## WHAT TO WORK ON
Would you restate all the data that follows, word for word?

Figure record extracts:
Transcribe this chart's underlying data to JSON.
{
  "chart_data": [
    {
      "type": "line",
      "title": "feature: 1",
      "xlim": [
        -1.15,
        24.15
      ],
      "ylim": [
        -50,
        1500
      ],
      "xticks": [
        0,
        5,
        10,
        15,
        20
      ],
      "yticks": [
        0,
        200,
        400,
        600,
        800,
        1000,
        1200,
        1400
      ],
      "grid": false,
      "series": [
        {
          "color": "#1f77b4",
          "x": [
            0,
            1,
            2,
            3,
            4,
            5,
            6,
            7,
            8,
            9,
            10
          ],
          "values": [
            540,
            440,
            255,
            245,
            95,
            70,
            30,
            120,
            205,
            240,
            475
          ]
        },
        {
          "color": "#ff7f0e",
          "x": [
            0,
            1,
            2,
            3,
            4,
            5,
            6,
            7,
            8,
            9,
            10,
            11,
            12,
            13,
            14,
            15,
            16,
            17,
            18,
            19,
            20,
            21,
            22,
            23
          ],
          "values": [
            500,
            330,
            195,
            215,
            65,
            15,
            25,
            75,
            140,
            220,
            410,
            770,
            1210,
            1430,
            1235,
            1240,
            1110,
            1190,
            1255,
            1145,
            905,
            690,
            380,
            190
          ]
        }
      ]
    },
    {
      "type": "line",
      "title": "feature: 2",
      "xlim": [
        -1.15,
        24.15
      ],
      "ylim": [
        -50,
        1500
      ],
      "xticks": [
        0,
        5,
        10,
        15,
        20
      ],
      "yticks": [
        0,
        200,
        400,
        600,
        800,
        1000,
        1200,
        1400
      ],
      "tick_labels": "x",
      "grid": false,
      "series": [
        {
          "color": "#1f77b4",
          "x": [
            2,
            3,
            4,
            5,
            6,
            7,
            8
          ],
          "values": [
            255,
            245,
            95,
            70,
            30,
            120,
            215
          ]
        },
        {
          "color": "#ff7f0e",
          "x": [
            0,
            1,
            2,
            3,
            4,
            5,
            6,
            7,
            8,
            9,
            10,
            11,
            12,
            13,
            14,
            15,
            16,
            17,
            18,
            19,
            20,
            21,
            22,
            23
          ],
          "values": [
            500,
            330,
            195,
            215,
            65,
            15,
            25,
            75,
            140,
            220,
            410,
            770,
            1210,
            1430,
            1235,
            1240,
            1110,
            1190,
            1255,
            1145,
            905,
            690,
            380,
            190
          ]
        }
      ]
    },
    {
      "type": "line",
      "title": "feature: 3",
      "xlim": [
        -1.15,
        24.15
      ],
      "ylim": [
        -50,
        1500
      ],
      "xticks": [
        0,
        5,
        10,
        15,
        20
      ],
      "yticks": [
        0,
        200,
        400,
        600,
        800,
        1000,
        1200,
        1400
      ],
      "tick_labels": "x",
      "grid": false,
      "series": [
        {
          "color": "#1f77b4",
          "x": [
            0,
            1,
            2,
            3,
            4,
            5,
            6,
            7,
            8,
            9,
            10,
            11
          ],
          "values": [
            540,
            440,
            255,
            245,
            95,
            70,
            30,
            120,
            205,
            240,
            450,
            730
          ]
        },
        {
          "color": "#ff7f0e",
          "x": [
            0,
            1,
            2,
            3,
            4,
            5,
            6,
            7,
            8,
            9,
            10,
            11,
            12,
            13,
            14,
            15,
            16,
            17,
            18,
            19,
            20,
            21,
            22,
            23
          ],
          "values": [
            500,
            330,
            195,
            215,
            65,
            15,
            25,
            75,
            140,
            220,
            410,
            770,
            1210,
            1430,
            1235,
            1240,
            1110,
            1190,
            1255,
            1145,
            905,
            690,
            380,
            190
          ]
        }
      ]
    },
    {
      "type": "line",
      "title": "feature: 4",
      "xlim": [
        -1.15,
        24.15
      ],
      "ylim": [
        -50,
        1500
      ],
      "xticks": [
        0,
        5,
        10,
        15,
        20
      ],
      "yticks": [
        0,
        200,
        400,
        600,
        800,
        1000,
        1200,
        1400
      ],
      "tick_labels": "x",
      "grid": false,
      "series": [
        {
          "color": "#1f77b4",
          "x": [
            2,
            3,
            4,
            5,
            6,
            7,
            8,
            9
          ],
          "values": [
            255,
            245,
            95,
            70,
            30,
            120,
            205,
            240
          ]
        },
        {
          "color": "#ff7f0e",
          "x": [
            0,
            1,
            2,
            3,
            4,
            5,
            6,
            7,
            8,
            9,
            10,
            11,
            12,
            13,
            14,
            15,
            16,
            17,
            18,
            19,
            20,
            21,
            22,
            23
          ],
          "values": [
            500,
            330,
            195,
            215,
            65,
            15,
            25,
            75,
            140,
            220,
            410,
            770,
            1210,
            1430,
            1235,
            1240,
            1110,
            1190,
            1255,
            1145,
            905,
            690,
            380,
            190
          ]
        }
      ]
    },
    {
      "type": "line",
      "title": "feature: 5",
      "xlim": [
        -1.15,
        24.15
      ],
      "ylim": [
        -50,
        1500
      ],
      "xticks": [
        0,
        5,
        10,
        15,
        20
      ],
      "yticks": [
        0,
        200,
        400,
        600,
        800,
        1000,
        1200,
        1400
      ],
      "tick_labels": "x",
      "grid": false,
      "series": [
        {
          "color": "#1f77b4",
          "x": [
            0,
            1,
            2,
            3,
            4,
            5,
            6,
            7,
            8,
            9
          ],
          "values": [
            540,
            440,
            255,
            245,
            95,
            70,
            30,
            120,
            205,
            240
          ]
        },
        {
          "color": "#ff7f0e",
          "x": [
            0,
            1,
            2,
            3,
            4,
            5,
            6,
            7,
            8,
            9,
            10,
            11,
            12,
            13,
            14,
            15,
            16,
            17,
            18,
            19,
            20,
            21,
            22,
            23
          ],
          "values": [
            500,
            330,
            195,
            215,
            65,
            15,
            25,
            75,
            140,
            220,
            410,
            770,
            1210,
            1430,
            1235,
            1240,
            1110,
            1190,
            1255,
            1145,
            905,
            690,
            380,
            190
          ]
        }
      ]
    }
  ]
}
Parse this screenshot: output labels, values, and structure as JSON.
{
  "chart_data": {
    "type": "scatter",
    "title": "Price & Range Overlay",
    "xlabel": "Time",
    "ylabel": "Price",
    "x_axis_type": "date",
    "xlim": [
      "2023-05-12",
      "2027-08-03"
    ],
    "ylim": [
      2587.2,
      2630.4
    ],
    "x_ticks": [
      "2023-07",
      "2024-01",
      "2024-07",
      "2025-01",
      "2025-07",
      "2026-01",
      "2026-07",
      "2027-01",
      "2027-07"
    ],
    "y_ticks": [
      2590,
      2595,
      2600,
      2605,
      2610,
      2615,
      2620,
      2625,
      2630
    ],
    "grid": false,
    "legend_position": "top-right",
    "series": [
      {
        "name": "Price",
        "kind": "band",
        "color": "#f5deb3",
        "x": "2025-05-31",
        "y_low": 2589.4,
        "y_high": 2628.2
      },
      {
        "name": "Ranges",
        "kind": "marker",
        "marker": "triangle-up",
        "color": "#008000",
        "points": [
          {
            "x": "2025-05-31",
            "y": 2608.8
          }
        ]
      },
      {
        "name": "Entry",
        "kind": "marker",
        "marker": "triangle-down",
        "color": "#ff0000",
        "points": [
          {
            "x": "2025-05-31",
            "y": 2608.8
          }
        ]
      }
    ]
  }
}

## SOLUTION TO THE EXERCISE
Transcribe this chart's underlying data to JSON.
{
  "chart_data": [
    {
      "type": "line",
      "title": "feature: 1",
      "xlim": [
        -1.15,
        24.15
      ],
      "ylim": [
        -50,
        1500
      ],
      "xticks": [
        0,
        5,
        10,
        15,
        20
      ],
      "yticks": [
        0,
        200,
        400,
        600,
        800,
        1000,
        1200,
        1400
      ],
      "grid": false,
      "series": [
        {
          "color": "#1f77b4",
          "x": [
            0,
            1,
            2,
            3,
            4,
            5,
            6,
            7,
            8,
            9,
            10
          ],
          "values": [
            540,
            440,
            255,
            245,
            95,
            70,
            30,
            120,
            205,
            240,
            475
          ]
        },
        {
          "color": "#ff7f0e",
          "x": [
            0,
            1,
            2,
            3,
            4,
            5,
            6,
            7,
            8,
            9,
            10,
            11,
            12,
            13,
            14,
            15,
            16,
            17,
            18,
            19,
            20,
            21,
            22,
            23
          ],
          "values": [
            500,
            330,
            195,
            215,
            65,
            15,
            25,
            75,
            140,
            220,
            410,
            770,
            1210,
            1430,
            1235,
            1240,
            1110,
            1190,
            1255,
            1145,
            905,
            690,
            380,
            190
          ]
        }
      ]
    },
    {
      "type": "line",
      "title": "feature: 2",
      "xlim": [
        -1.15,
        24.15
      ],
      "ylim": [
        -50,
        1500
      ],
      "xticks": [
        0,
        5,
        10,
        15,
        20
      ],
      "yticks": [
        0,
        200,
        400,
        600,
        800,
        1000,
        1200,
        1400
      ],
      "tick_labels": "x",
      "grid": false,
      "series": [
        {
          "color": "#1f77b4",
          "x": [
            2,
            3,
            4,
            5,
            6,
            7,
            8
          ],
          "values": [
            255,
            245,
            95,
            70,
            30,
            120,
            215
          ]
        },
        {
          "color": "#ff7f0e",
          "x": [
            0,
            1,
            2,
            3,
            4,
            5,
            6,
            7,
            8,
            9,
            10,
            11,
            12,
            13,
            14,
            15,
            16,
            17,
            18,
            19,
            20,
            21,
            22,
            23
          ],
          "values": [
            500,
            330,
            195,
            215,
            65,
            15,
            25,
            75,
            140,
            220,
            410,
            770,
            1210,
            1430,
            1235,
            1240,
            1110,
            1190,
            1255,
            1145,
            905,
            690,
            380,
            190
          ]
        }
      ]
    },
    {
      "type": "line",
      "title": "feature: 3",
      "xlim": [
        -1.15,
        24.15
      ],
      "ylim": [
        -50,
        1500
      ],
      "xticks": [
        0,
        5,
        10,
        15,
        20
      ],
      "yticks": [
        0,
        200,
        400,
        600,
        800,
        1000,
        1200,
        1400
      ],
      "tick_labels": "x",
      "grid": false,
      "series": [
        {
          "color": "#1f77b4",
          "x": [
            0,
            1,
            2,
            3,
            4,
            5,
            6,
            7,
            8,
            9,
            10,
            11
          ],
          "values": [
            540,
            440,
            255,
            245,
            95,
            70,
            30,
            120,
            205,
            240,
            450,
            730
          ]
        },
        {
          "color": "#ff7f0e",
          "x": [
            0,
            1,
            2,
            3,
            4,
            5,
            6,
            7,
            8,
            9,
            10,
            11,
            12,
            13,
            14,
            15,
            16,
            17,
            18,
            19,
            20,
            21,
            22,
            23
          ],
          "values": [
            500,
            330,
            195,
            215,
            65,
            15,
            25,
            75,
            140,
            220,
            410,
            770,
            1210,
            1430,
            1235,
            1240,
            1110,
            1190,
            1255,
            1145,
            905,
            690,
            380,
            190
          ]
        }
      ]
    },
    {
      "type": "line",
      "title": "feature: 4",
      "xlim": [
        -1.15,
        24.15
      ],
      "ylim": [
        -50,
        1500
      ],
      "xticks": [
        0,
        5,
        10,
        15,
        20
      ],
      "yticks": [
        0,
        200,
        400,
        600,
        800,
        1000,
        1200,
        1400
      ],
      "tick_labels": "x",
      "grid": false,
      "series": [
        {
          "color": "#1f77b4",
          "x": [
            2,
            3,
            4,
            5,
            6,
            7,
            8,
            9
          ],
          "values": [
            255,
            245,
            95,
            70,
            30,
            120,
            205,
            240
          ]
        },
        {
          "color": "#ff7f0e",
          "x": [
            0,
            1,
            2,
            3,
            4,
            5,
            6,
            7,
            8,
            9,
            10,
            11,
            12,
            13,
            14,
            15,
            16,
            17,
            18,
            19,
            20,
            21,
            22,
            23
          ],
          "values": [
            500,
            330,
            195,
            215,
            65,
            15,
            25,
            75,
            140,
            220,
            410,
            770,
            1210,
            1430,
            1235,
            1240,
            1110,
            1190,
            1255,
            1145,
            905,
            690,
            380,
            190
          ]
        }
      ]
    },
    {
      "type": "line",
      "title": "feature: 5",
      "xlim": [
        -1.15,
        24.15
      ],
      "ylim": [
        -50,
        1500
      ],
      "xticks": [
        0,
        5,
        10,
        15,
        20
      ],
      "yticks": [
        0,
        200,
        400,
        600,
        800,
        1000,
        1200,
        1400
      ],
      "tick_labels": "x",
      "grid": false,
      "series": [
        {
          "color": "#1f77b4",
          "x": [
            0,
            1,
            2,
            3,
            4,
            5,
            6,
            7,
            8,
            9
          ],
          "values": [
            540,
            440,
            255,
            245,
            95,
            70,
            30,
            120,
            205,
            240
          ]
        },
        {
          "color": "#ff7f0e",
          "x": [
            0,
            1,
            2,
            3,
            4,
            5,
            6,
            7,
            8,
            9,
            10,
            11,
            12,
            13,
            14,
            15,
            16,
            17,
            18,
            19,
            20,
            21,
            22,
            23
          ],
          "values": [
            500,
            330,
            195,
            215,
            65,
            15,
            25,
            75,
            140,
            220,
            410,
            770,
            1210,
            1430,
            1235,
            1240,
            1110,
            1190,
            1255,
            1145,
            905,
            690,
            380,
            190
          ]
        }
      ]
    }
  ]
}
Parse this screenshot: output labels, values, and structure as JSON.
{
  "chart_data": {
    "type": "scatter",
    "title": "Price & Range Overlay",
    "xlabel": "Time",
    "ylabel": "Price",
    "x_axis_type": "date",
    "xlim": [
      "2023-05-12",
      "2027-08-03"
    ],
    "ylim": [
      2587.2,
      2630.4
    ],
    "x_ticks": [
      "2023-07",
      "2024-01",
      "2024-07",
      "2025-01",
      "2025-07",
      "2026-01",
      "2026-07",
      "2027-01",
      "2027-07"
    ],
    "y_ticks": [
      2590,
      2595,
      2600,
      2605,
      2610,
      2615,
      2620,
      2625,
      2630
    ],
    "grid": false,
    "legend_position": "top-right",
    "series": [
      {
        "name": "Price",
        "kind": "band",
        "color": "#f5deb3",
        "x": "2025-05-31",
        "y_low": 2589.4,
        "y_high": 2628.2
      },
      {
        "name": "Ranges",
        "kind": "marker",
        "marker": "triangle-up",
        "color": "#008000",
        "points": [
          {
            "x": "2025-05-31",
            "y": 2608.8
          }
        ]
      },
      {
        "name": "Entry",
        "kind": "marker",
        "marker": "triangle-down",
        "color": "#ff0000",
        "points": [
          {
            "x": "2025-05-31",
            "y": 2608.8
          }
        ]
      }
    ]
  }
}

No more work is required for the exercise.